#### Aim
Find each line in the material below that contains the string "legend", and copy those lines. Case counts, so the match must be exact.

(Collected data entries)
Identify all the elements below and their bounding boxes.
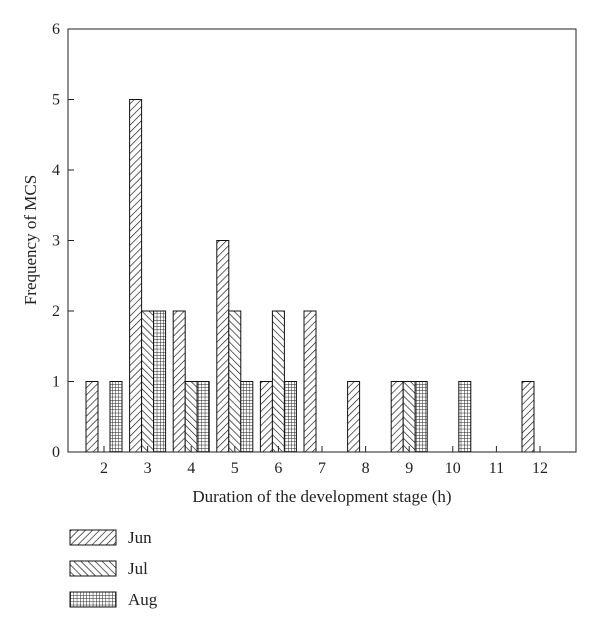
bar-jun-3: [129, 99, 143, 453]
x-tick-label: 6: [274, 460, 282, 477]
bar-jul-5: [228, 310, 242, 453]
bar-aug-2: [109, 381, 123, 453]
bar-aug-6: [283, 381, 297, 453]
x-axis: 2 3 4 5 6 7 8 9 10 11 12: [100, 446, 548, 477]
y-axis: 0 1 2 3 4 5 6: [52, 21, 74, 461]
bar-aug-5: [240, 381, 254, 453]
legend: Jun Jul Aug: [69, 528, 158, 609]
legend-label-jul: Jul: [128, 559, 148, 578]
bar-jun-7: [303, 310, 317, 453]
bar-jun-12: [521, 381, 535, 453]
legend-swatch-jul: [69, 560, 117, 577]
y-tick-label: 3: [52, 233, 60, 250]
bar-aug-4: [196, 381, 210, 453]
bar-jun-9: [390, 381, 404, 453]
y-tick-label: 5: [52, 92, 60, 109]
x-tick-label: 12: [532, 460, 548, 477]
x-tick-label: 4: [187, 460, 195, 477]
x-tick-label: 3: [144, 460, 152, 477]
bar-jul-4: [184, 381, 198, 453]
legend-swatch-jun: [69, 529, 117, 546]
bar-jun-5: [216, 240, 230, 453]
y-tick-label: 1: [52, 374, 60, 391]
x-tick-label: 10: [445, 460, 461, 477]
bar-jul-3: [141, 310, 155, 453]
bar-jun-8: [347, 381, 361, 453]
y-tick-label: 0: [52, 444, 60, 461]
y-tick-label: 4: [52, 162, 60, 179]
y-tick-label: 2: [52, 303, 60, 320]
x-tick-label: 9: [405, 460, 413, 477]
legend-swatch-aug: [69, 591, 117, 608]
bar-aug-3: [153, 310, 167, 453]
y-axis-title: Frequency of MCS: [21, 175, 40, 305]
x-tick-label: 8: [362, 460, 370, 477]
bar-aug-9: [414, 381, 428, 453]
bar-jul-6: [271, 310, 285, 453]
legend-label-jun: Jun: [128, 528, 152, 547]
y-tick-label: 6: [52, 21, 60, 38]
bar-jun-6: [259, 381, 273, 453]
x-tick-label: 7: [318, 460, 326, 477]
x-tick-label: 11: [489, 460, 504, 477]
legend-label-aug: Aug: [128, 590, 158, 609]
bar-jun-4: [172, 310, 186, 453]
bar-jun-2: [85, 381, 99, 453]
bars-layer: [85, 99, 535, 453]
bar-jul-9: [402, 381, 416, 453]
x-tick-label: 5: [231, 460, 239, 477]
bar-aug-10: [458, 381, 472, 453]
x-tick-label: 2: [100, 460, 108, 477]
x-axis-title: Duration of the development stage (h): [192, 487, 451, 506]
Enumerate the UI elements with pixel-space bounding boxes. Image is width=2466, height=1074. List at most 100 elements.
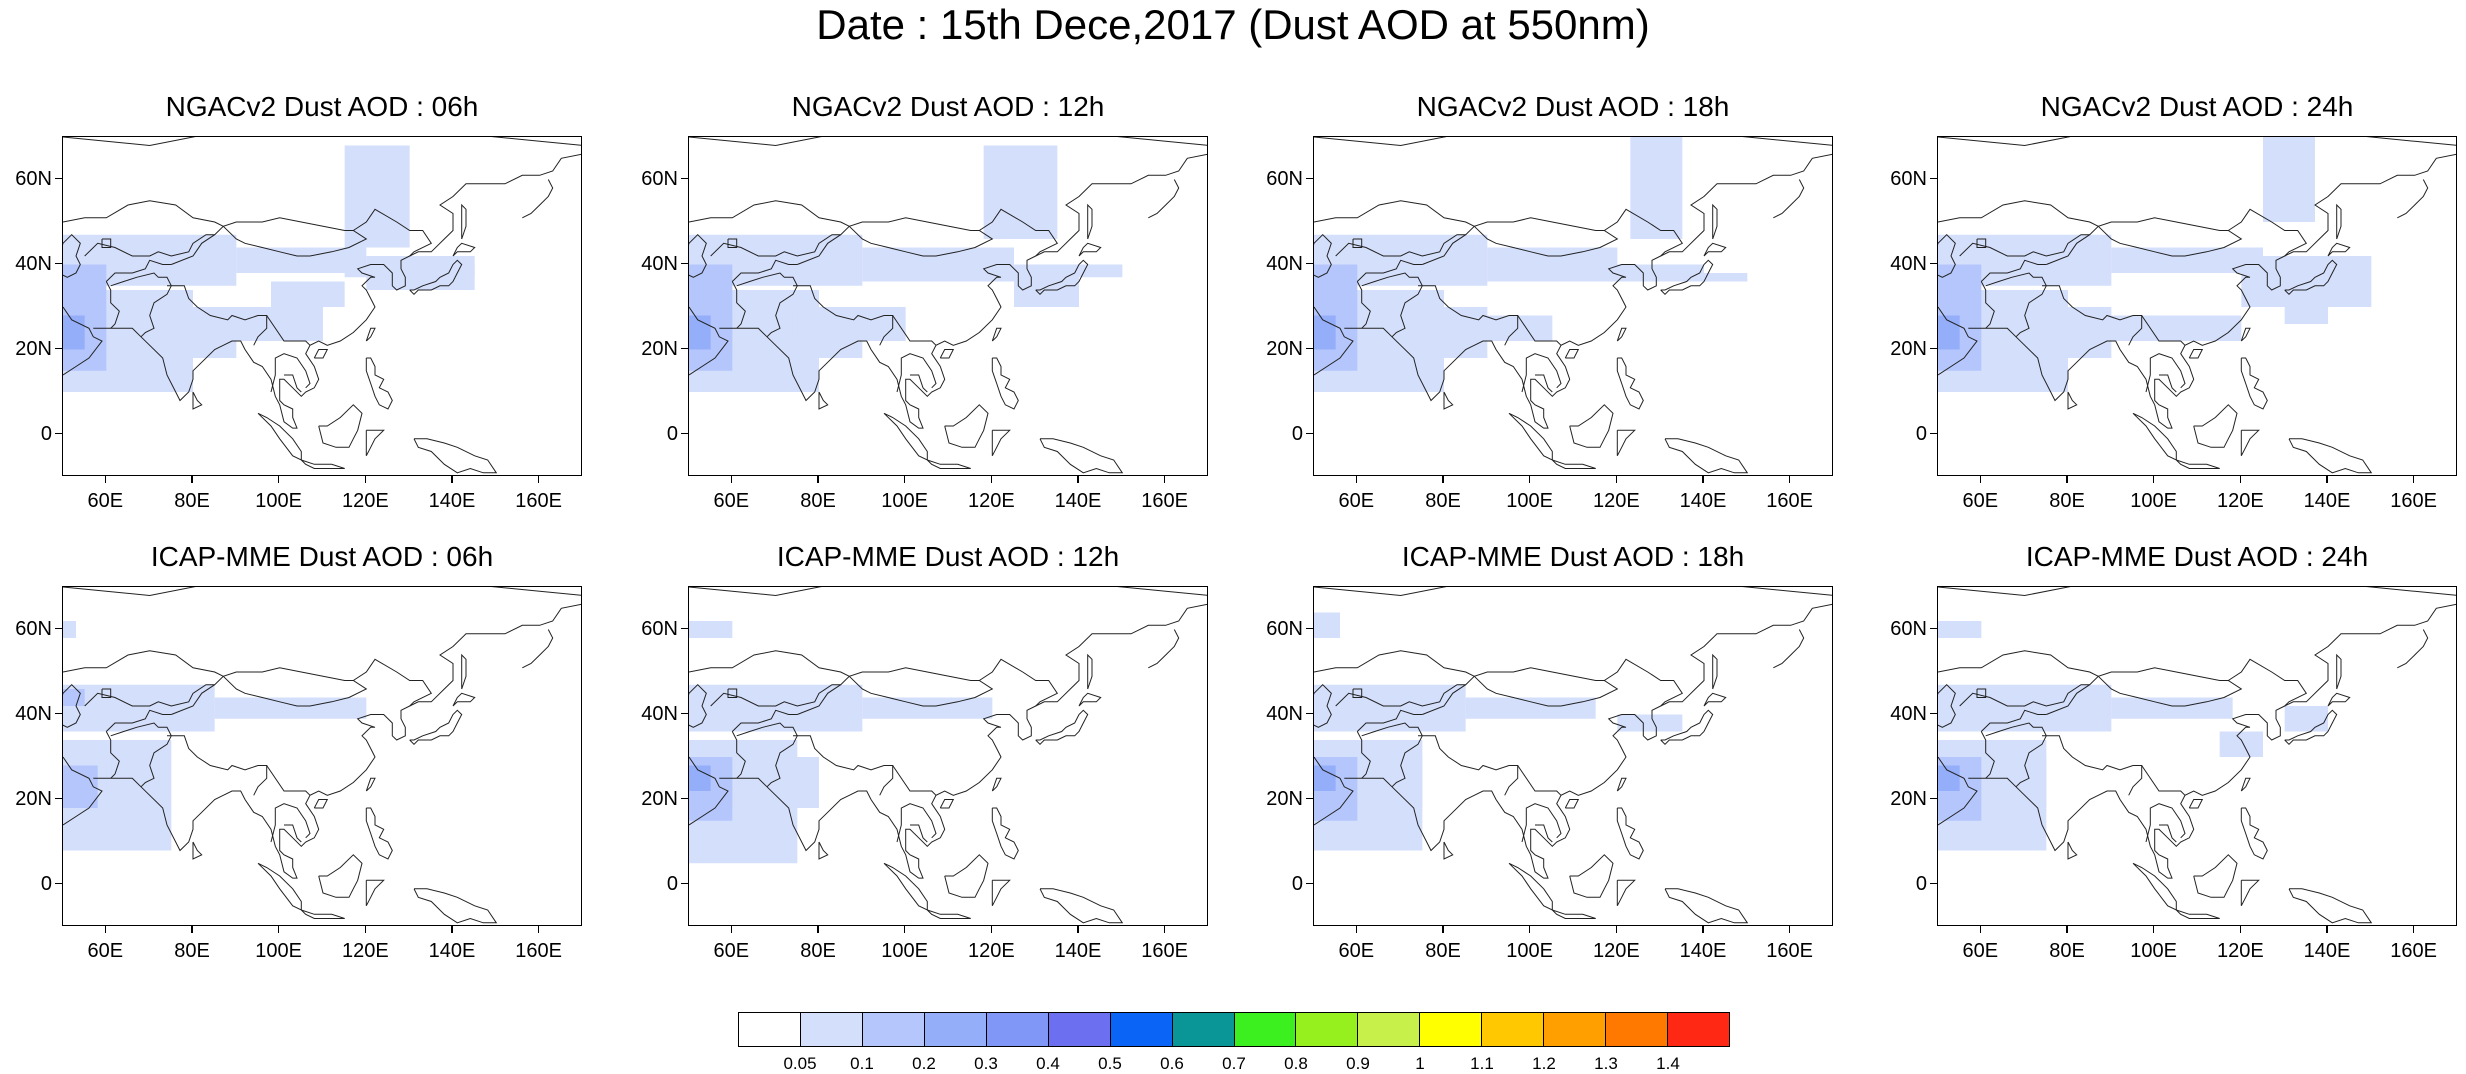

#### Response to the task
legend: Jun Jul Aug: [69, 528, 158, 609]
legend-label-jul: Jul: [128, 559, 148, 578]
legend-swatch-jul: [69, 560, 117, 577]
legend-swatch-jun: [69, 529, 117, 546]
legend-swatch-aug: [69, 591, 117, 608]
legend-label-jun: Jun: [128, 528, 152, 547]
legend-label-aug: Aug: [128, 590, 158, 609]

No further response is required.